DIRECTIONS FOR THIS TASK | From the records, pick out and copy each line containing "ROLAP".

(Data extracted from a collection)
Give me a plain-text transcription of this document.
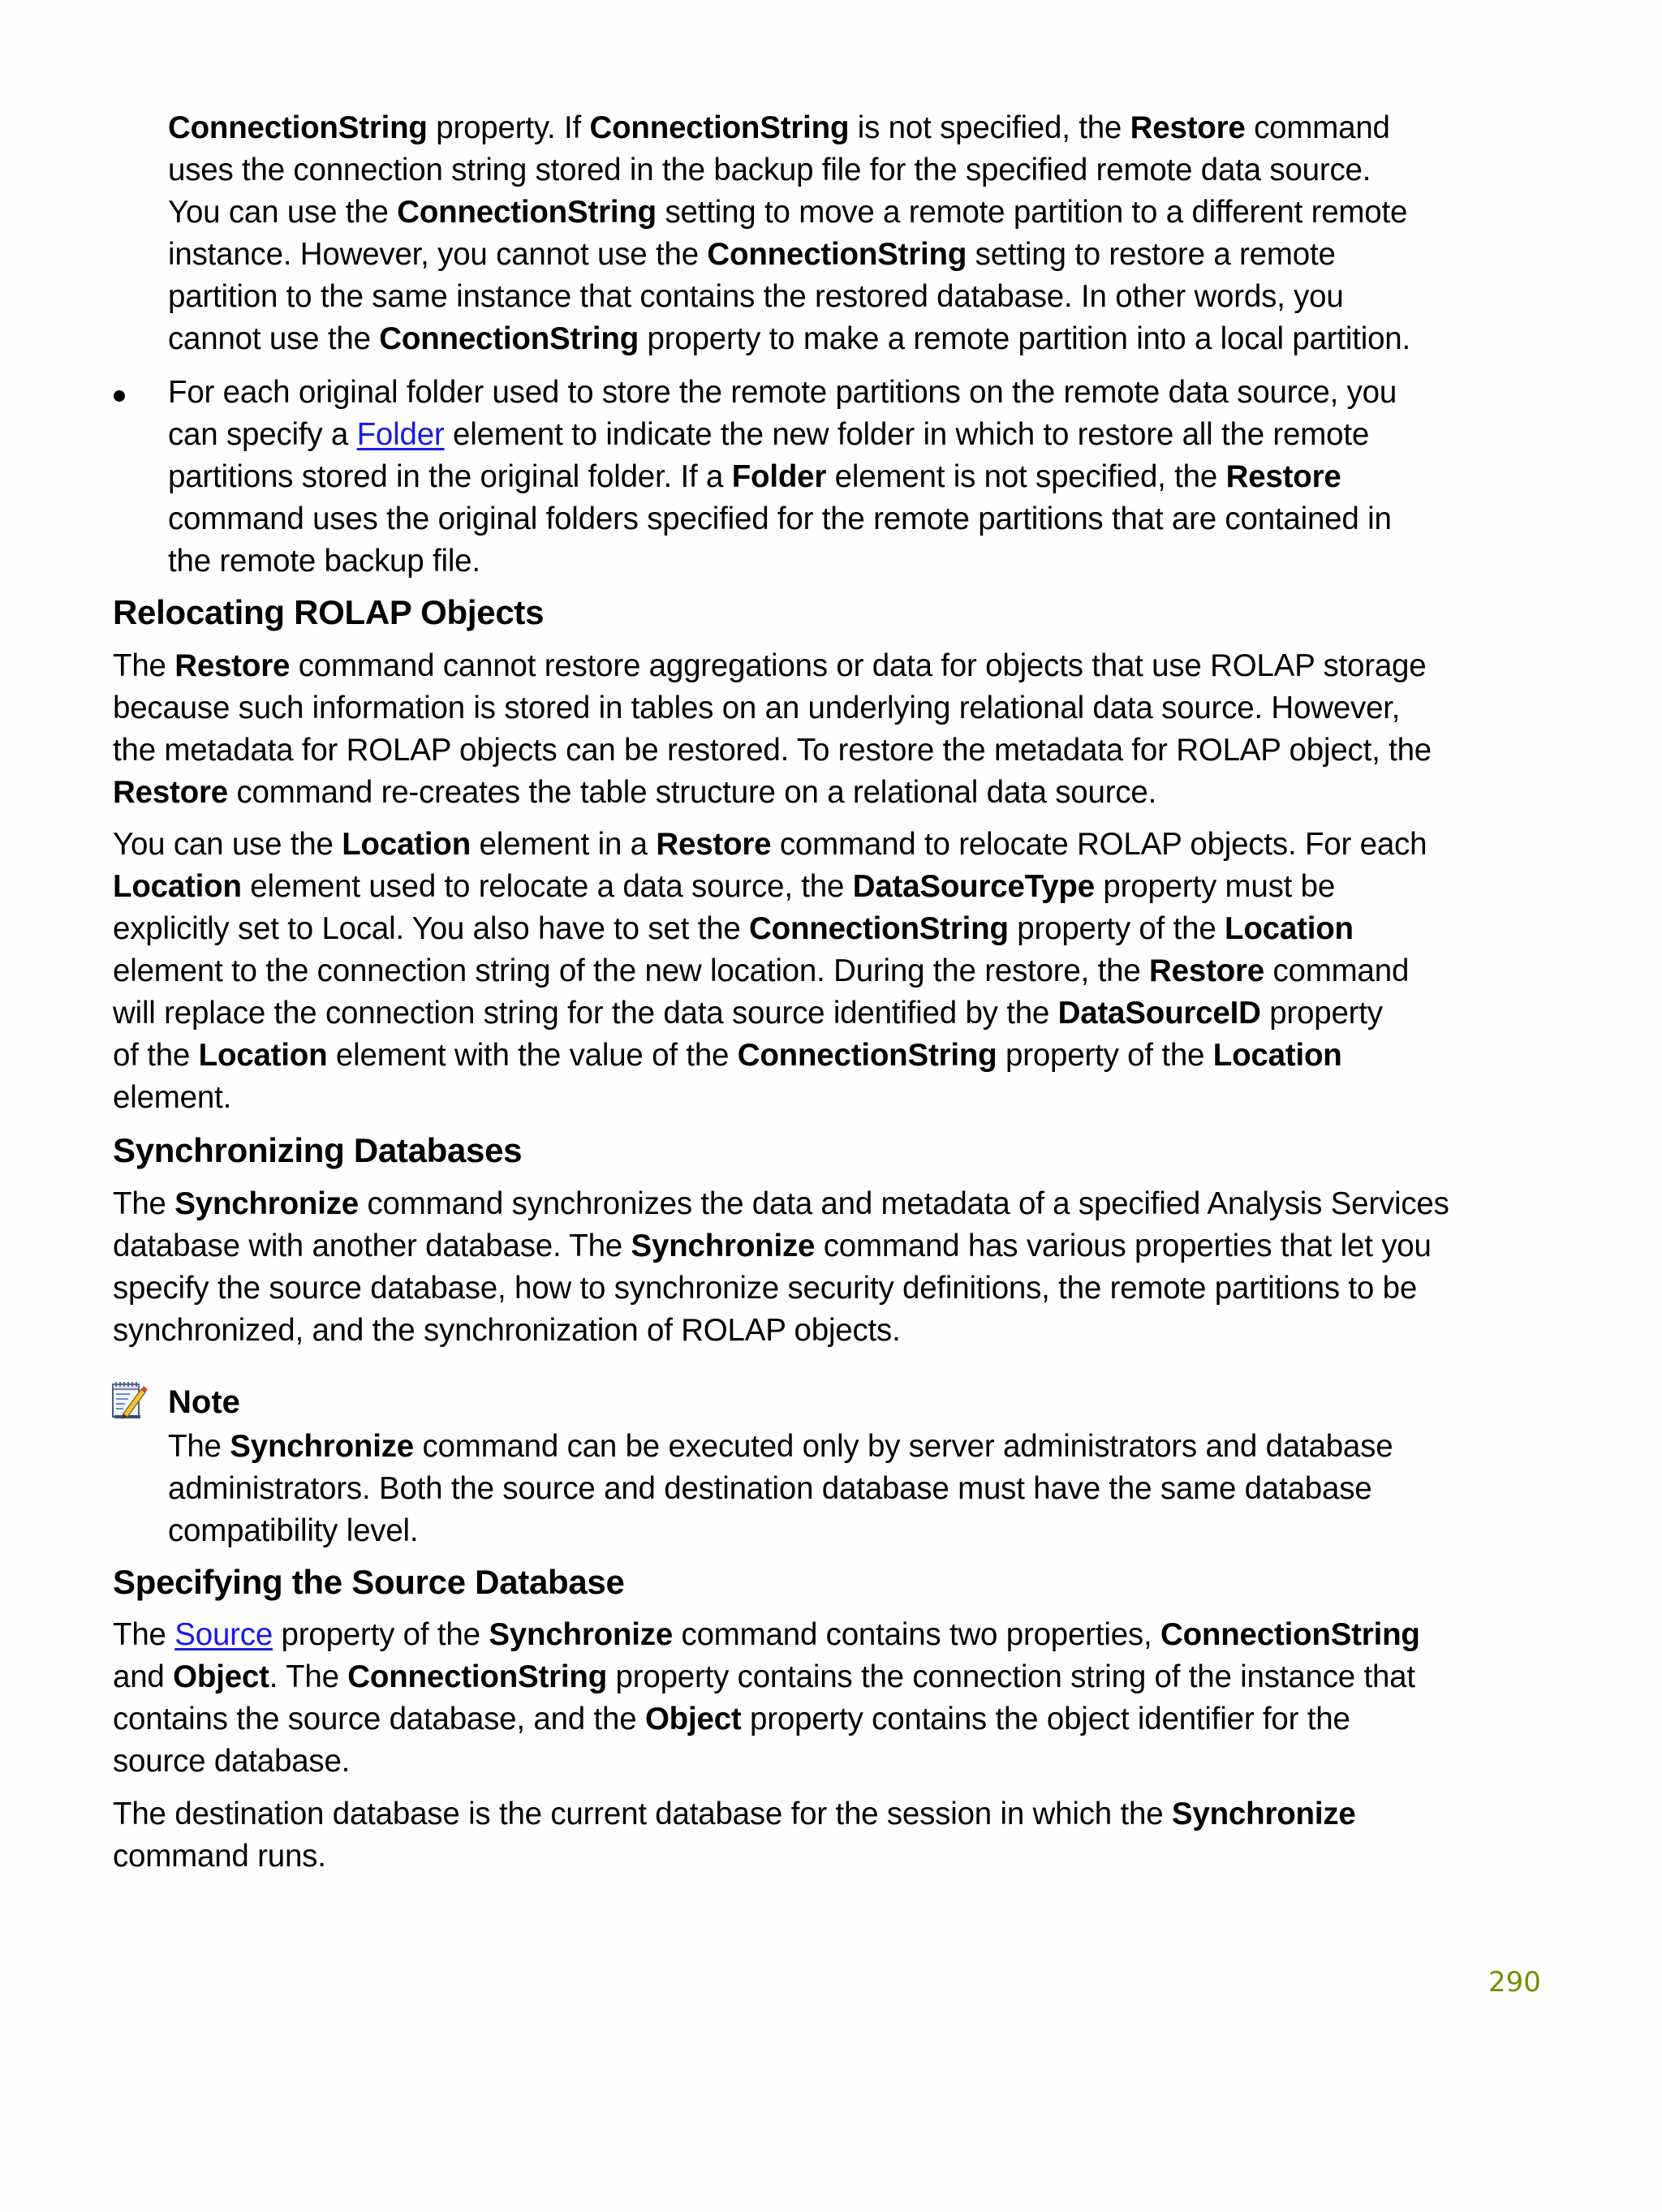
ConnectionString property. If ConnectionString is not specified, the Restore command
uses the connection string stored in the backup file for the specified remote data source.
You can use the ConnectionString setting to move a remote partition to a different remote
instance. However, you cannot use the ConnectionString setting to restore a remote
partition to the same instance that contains the restored database. In other words, you
cannot use the ConnectionString property to make a remote partition into a local partition.
For each original folder used to store the remote partitions on the remote data source, you
can specify a Folder element to indicate the new folder in which to restore all the remote
partitions stored in the original folder. If a Folder element is not specified, the Restore
command uses the original folders specified for the remote partitions that are contained in
the remote backup file.
Relocating ROLAP Objects
The Restore command cannot restore aggregations or data for objects that use ROLAP storage
because such information is stored in tables on an underlying relational data source. However,
the metadata for ROLAP objects can be restored. To restore the metadata for ROLAP object, the
Restore command re-creates the table structure on a relational data source.
You can use the Location element in a Restore command to relocate ROLAP objects. For each
Location element used to relocate a data source, the DataSourceType property must be
explicitly set to Local. You also have to set the ConnectionString property of the Location
element to the connection string of the new location. During the restore, the Restore command
will replace the connection string for the data source identified by the DataSourceID property
of the Location element with the value of the ConnectionString property of the Location
element.
Synchronizing Databases
The Synchronize command synchronizes the data and metadata of a specified Analysis Services
database with another database. The Synchronize command has various properties that let you
specify the source database, how to synchronize security definitions, the remote partitions to be
synchronized, and the synchronization of ROLAP objects.
Note
The Synchronize command can be executed only by server administrators and database
administrators. Both the source and destination database must have the same database
compatibility level.
Specifying the Source Database
The Source property of the Synchronize command contains two properties, ConnectionString
and Object. The ConnectionString property contains the connection string of the instance that
contains the source database, and the Object property contains the object identifier for the
source database.
The destination database is the current database for the session in which the Synchronize
command runs.
290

RESPONSE |
Relocating ROLAP Objects
The Restore command cannot restore aggregations or data for objects that use ROLAP storage
the metadata for ROLAP objects can be restored. To restore the metadata for ROLAP object, the
You can use the Location element in a Restore command to relocate ROLAP objects. For each
synchronized, and the synchronization of ROLAP objects.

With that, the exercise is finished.